▶ _Problem description_: Quote the entries that follow exactly, leaving none out.

Data excerpts
--
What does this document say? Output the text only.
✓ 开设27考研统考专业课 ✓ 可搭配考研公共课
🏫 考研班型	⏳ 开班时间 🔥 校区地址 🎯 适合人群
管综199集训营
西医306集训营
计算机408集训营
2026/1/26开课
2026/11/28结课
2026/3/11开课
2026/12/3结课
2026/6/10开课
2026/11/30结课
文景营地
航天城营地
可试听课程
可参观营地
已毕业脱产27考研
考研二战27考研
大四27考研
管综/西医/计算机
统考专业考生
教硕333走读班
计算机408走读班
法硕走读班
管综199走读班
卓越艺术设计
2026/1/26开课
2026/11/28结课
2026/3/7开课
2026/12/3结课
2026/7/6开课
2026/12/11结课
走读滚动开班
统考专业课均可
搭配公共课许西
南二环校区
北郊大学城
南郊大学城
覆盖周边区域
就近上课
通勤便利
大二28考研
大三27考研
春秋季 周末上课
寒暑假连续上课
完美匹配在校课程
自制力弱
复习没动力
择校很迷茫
--
▶ _Exercise result_:
What does this document say? Output the text only.
✓ 开设27考研统考专业课 ✓ 可搭配考研公共课
🏫 考研班型	⏳ 开班时间 🔥 校区地址 🎯 适合人群
管综199集训营
西医306集训营
计算机408集训营
2026/1/26开课
2026/11/28结课
2026/3/11开课
2026/12/3结课
2026/6/10开课
2026/11/30结课
文景营地
航天城营地
可试听课程
可参观营地
已毕业脱产27考研
考研二战27考研
大四27考研
管综/西医/计算机
统考专业考生
教硕333走读班
计算机408走读班
法硕走读班
管综199走读班
卓越艺术设计
2026/1/26开课
2026/11/28结课
2026/3/7开课
2026/12/3结课
2026/7/6开课
2026/12/11结课
走读滚动开班
统考专业课均可
搭配公共课许西
南二环校区
北郊大学城
南郊大学城
覆盖周边区域
就近上课
通勤便利
大二28考研
大三27考研
春秋季 周末上课
寒暑假连续上课
完美匹配在校课程
自制力弱
复习没动力
择校很迷茫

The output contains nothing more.